(SET TASK):
Rewrite the lines below, replacing each "hist-bar" with "histogram-bar" and keeping everything else unchanged. Leave the pictures out.

(INFORMATION GIVEN):
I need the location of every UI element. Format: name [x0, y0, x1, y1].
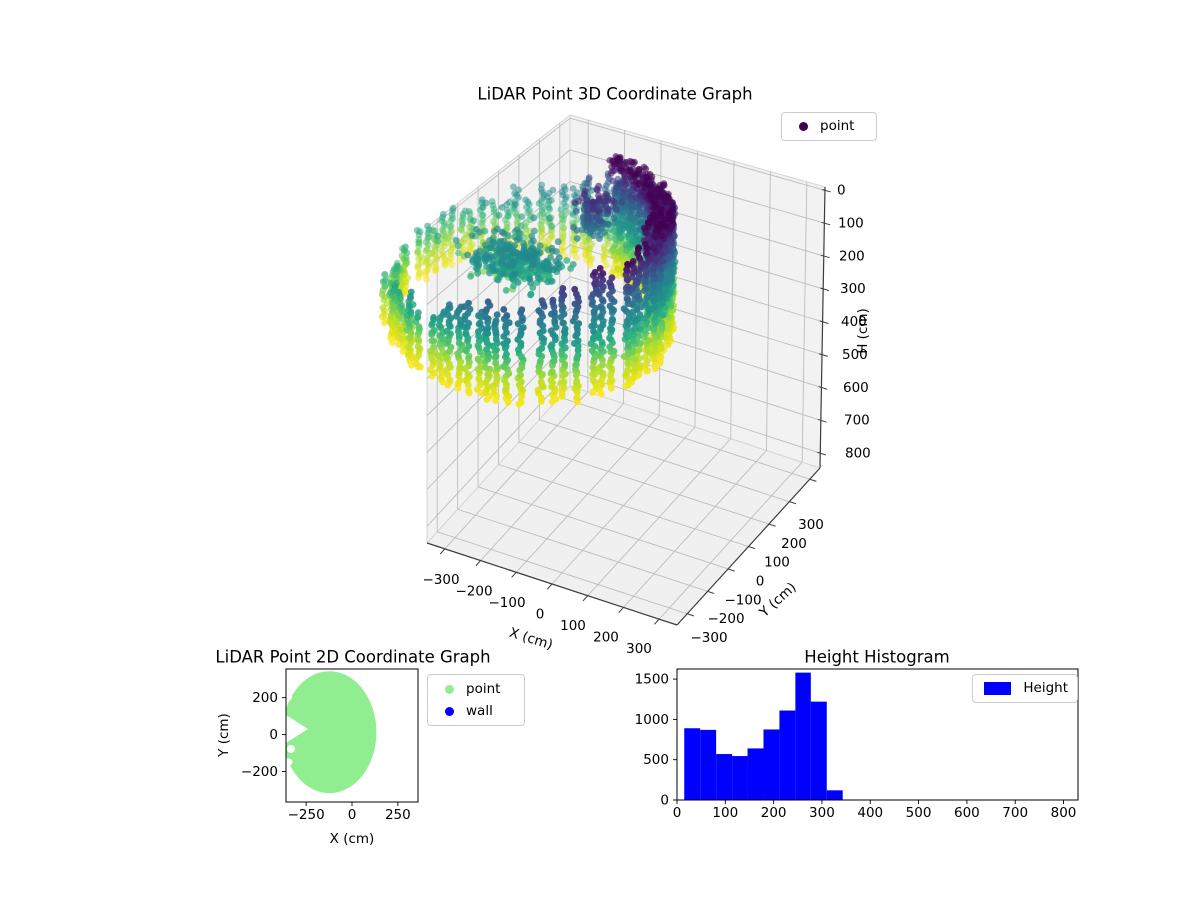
plot3d-legend: point: [781, 112, 877, 141]
hist-bar: [747, 748, 764, 800]
y-tick-label: −200: [241, 764, 278, 780]
z-tick-label: 800: [845, 446, 871, 462]
point-marker-icon: [799, 122, 808, 131]
legend-label: point: [466, 680, 501, 697]
legend-entry-height: Height: [982, 679, 1068, 698]
hist-bar: [684, 728, 701, 800]
y-tick-label: 0: [660, 793, 669, 809]
x-tick-label: 400: [857, 805, 883, 821]
x-tick-label: 700: [1002, 805, 1028, 821]
hist-bar: [716, 754, 733, 800]
z-tick-label: 500: [842, 347, 868, 363]
z-tick-label: 200: [839, 248, 865, 264]
y-tick-label: 0: [269, 727, 278, 743]
wall-marker-icon: [445, 706, 454, 716]
height-swatch-icon: [984, 682, 1012, 695]
x-tick-label: 100: [560, 618, 586, 634]
z-tick-label: 600: [843, 380, 869, 396]
tick-marks: [439, 188, 831, 625]
plot2d-ylabel: Y (cm): [216, 713, 232, 757]
x-tick-label: 100: [712, 805, 738, 821]
plot2d-legend: point wall: [427, 674, 525, 726]
x-tick-label: 250: [385, 807, 411, 823]
tick-labels-hist: 0 100 200 300 400 500 600 700 800 0 500 1000 1500: [635, 672, 1077, 821]
3d-scatter-plot: −300−200−10001002003003002001000−100−200…: [378, 114, 871, 658]
axes-frame: [676, 668, 1079, 801]
x-tick-label: −250: [288, 807, 325, 823]
y-tick-label: 500: [643, 752, 669, 768]
tick-marks-hist: [673, 678, 1064, 804]
x-tick-label: 200: [593, 630, 619, 646]
2d-scatter-plot: −250 0 250 200 0 −200: [241, 668, 419, 823]
x-tick-label: 300: [626, 641, 652, 657]
histogram-title: Height Histogram: [804, 647, 950, 667]
legend-entry-point: point: [437, 680, 515, 699]
x-tick-label: 200: [761, 805, 787, 821]
tick-labels-3d: −300−200−10001002003003002001000−100−200…: [422, 183, 870, 658]
floor-point-blob: [286, 671, 377, 794]
y-tick-label: −300: [690, 630, 727, 646]
tick-labels-2d: −250 0 250 200 0 −200: [241, 690, 411, 823]
x-tick-label: 600: [954, 805, 980, 821]
hist-bar: [795, 672, 811, 800]
plot2d-title: LiDAR Point 2D Coordinate Graph: [215, 647, 491, 667]
z-tick-label: 700: [844, 413, 870, 429]
x-tick-label: 300: [809, 805, 835, 821]
point-marker-icon: [445, 684, 454, 694]
hist-bar: [732, 756, 748, 800]
tick-marks-2d: [282, 697, 399, 806]
y-tick-label: −100: [724, 592, 761, 608]
hist-bar: [779, 710, 796, 800]
hist-bar: [763, 729, 780, 800]
z-tick-label: 0: [837, 183, 846, 199]
x-tick-label: 0: [673, 805, 682, 821]
x-tick-label: 0: [536, 607, 545, 623]
plot3d-zlabel: H (cm): [855, 308, 871, 354]
x-tick-label: −300: [422, 572, 459, 588]
histogram-legend: Height: [972, 674, 1078, 703]
plot2d-xlabel: X (cm): [329, 831, 375, 847]
y-tick-label: 1000: [635, 712, 669, 728]
y-tick-label: 0: [756, 574, 765, 590]
plot3d-title: LiDAR Point 3D Coordinate Graph: [477, 84, 753, 104]
legend-entry-wall: wall: [437, 702, 515, 721]
point-cloud: [378, 153, 679, 408]
x-tick-label: 500: [906, 805, 932, 821]
legend-label: point: [820, 118, 855, 134]
histogram-bars: [684, 672, 843, 800]
legend-label: wall: [466, 702, 493, 719]
x-tick-label: −100: [488, 595, 525, 611]
y-tick-label: 1500: [635, 672, 669, 688]
y-tick-label: −200: [707, 611, 744, 627]
legend-label: Height: [1023, 680, 1068, 696]
y-tick-label: 200: [252, 690, 278, 706]
z-tick-label: 100: [838, 215, 864, 231]
hist-bar: [700, 729, 717, 800]
legend-entry-point: point: [791, 117, 867, 136]
y-tick-label: 200: [781, 536, 807, 552]
z-tick-label: 300: [840, 281, 866, 297]
hist-bar: [826, 790, 843, 800]
z-tick-label: 400: [841, 314, 867, 330]
y-tick-label: 100: [764, 555, 790, 571]
hist-bar: [810, 701, 827, 800]
x-tick-label: −200: [455, 584, 492, 600]
y-tick-label: 300: [798, 517, 824, 533]
x-tick-label: 800: [1051, 805, 1077, 821]
x-tick-label: 0: [348, 807, 357, 823]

(EXERCISE ANSWER):
I need the location of every UI element. Format: name [x0, y0, x1, y1].
plot3d-legend: point: [781, 112, 877, 141]
histogram-bar: [747, 748, 764, 800]
y-tick-label: −200: [241, 764, 278, 780]
z-tick-label: 800: [845, 446, 871, 462]
point-marker-icon: [799, 122, 808, 131]
legend-label: point: [466, 680, 501, 697]
legend-entry-height: Height: [982, 679, 1068, 698]
histogram-bar: [684, 728, 701, 800]
y-tick-label: 0: [660, 793, 669, 809]
x-tick-label: 400: [857, 805, 883, 821]
x-tick-label: 700: [1002, 805, 1028, 821]
histogram-bar: [716, 754, 733, 800]
z-tick-label: 500: [842, 347, 868, 363]
z-tick-label: 200: [839, 248, 865, 264]
y-tick-label: 0: [269, 727, 278, 743]
wall-marker-icon: [445, 706, 454, 716]
height-swatch-icon: [984, 682, 1012, 695]
x-tick-label: 100: [560, 618, 586, 634]
z-tick-label: 600: [843, 380, 869, 396]
tick-marks: [439, 188, 831, 625]
plot2d-ylabel: Y (cm): [216, 713, 232, 757]
x-tick-label: 100: [712, 805, 738, 821]
plot2d-legend: point wall: [427, 674, 525, 726]
x-tick-label: 250: [385, 807, 411, 823]
tick-labels-hist: 0 100 200 300 400 500 600 700 800 0 500 1000 1500: [635, 672, 1077, 821]
3d-scatter-plot: −300−200−10001002003003002001000−100−200…: [378, 114, 871, 658]
axes-frame: [676, 668, 1079, 801]
x-tick-label: −250: [288, 807, 325, 823]
y-tick-label: 500: [643, 752, 669, 768]
tick-marks-hist: [673, 678, 1064, 804]
x-tick-label: 200: [593, 630, 619, 646]
2d-scatter-plot: −250 0 250 200 0 −200: [241, 668, 419, 823]
x-tick-label: 300: [626, 641, 652, 657]
histogram-title: Height Histogram: [804, 647, 950, 667]
legend-entry-point: point: [437, 680, 515, 699]
x-tick-label: 200: [761, 805, 787, 821]
tick-labels-3d: −300−200−10001002003003002001000−100−200…: [422, 183, 870, 658]
floor-point-blob: [286, 671, 377, 794]
y-tick-label: −300: [690, 630, 727, 646]
tick-labels-2d: −250 0 250 200 0 −200: [241, 690, 411, 823]
x-tick-label: 600: [954, 805, 980, 821]
histogram-bar: [795, 672, 811, 800]
plot2d-title: LiDAR Point 2D Coordinate Graph: [215, 647, 491, 667]
z-tick-label: 700: [844, 413, 870, 429]
x-tick-label: 300: [809, 805, 835, 821]
point-marker-icon: [445, 684, 454, 694]
histogram-bar: [732, 756, 748, 800]
tick-marks-2d: [282, 697, 399, 806]
y-tick-label: −100: [724, 592, 761, 608]
histogram-bar: [779, 710, 796, 800]
histogram-bar: [763, 729, 780, 800]
z-tick-label: 0: [837, 183, 846, 199]
x-tick-label: 0: [673, 805, 682, 821]
x-tick-label: 0: [536, 607, 545, 623]
plot3d-zlabel: H (cm): [855, 308, 871, 354]
x-tick-label: −300: [422, 572, 459, 588]
histogram-legend: Height: [972, 674, 1078, 703]
plot2d-xlabel: X (cm): [329, 831, 375, 847]
y-tick-label: 1000: [635, 712, 669, 728]
y-tick-label: 0: [756, 574, 765, 590]
plot3d-title: LiDAR Point 3D Coordinate Graph: [477, 84, 753, 104]
legend-entry-wall: wall: [437, 702, 515, 721]
point-cloud: [378, 153, 679, 408]
x-tick-label: 500: [906, 805, 932, 821]
legend-label: point: [820, 118, 855, 134]
histogram-bars: [684, 672, 843, 800]
legend-label: wall: [466, 702, 493, 719]
x-tick-label: −100: [488, 595, 525, 611]
y-tick-label: 1500: [635, 672, 669, 688]
y-tick-label: −200: [707, 611, 744, 627]
legend-label: Height: [1023, 680, 1068, 696]
y-tick-label: 200: [252, 690, 278, 706]
z-tick-label: 100: [838, 215, 864, 231]
histogram-bar: [700, 729, 717, 800]
legend-entry-point: point: [791, 117, 867, 136]
y-tick-label: 200: [781, 536, 807, 552]
z-tick-label: 300: [840, 281, 866, 297]
histogram-bar: [826, 790, 843, 800]
z-tick-label: 400: [841, 314, 867, 330]
y-tick-label: 100: [764, 555, 790, 571]
histogram-bar: [810, 701, 827, 800]
x-tick-label: −200: [455, 584, 492, 600]
y-tick-label: 300: [798, 517, 824, 533]
x-tick-label: 800: [1051, 805, 1077, 821]
x-tick-label: 0: [348, 807, 357, 823]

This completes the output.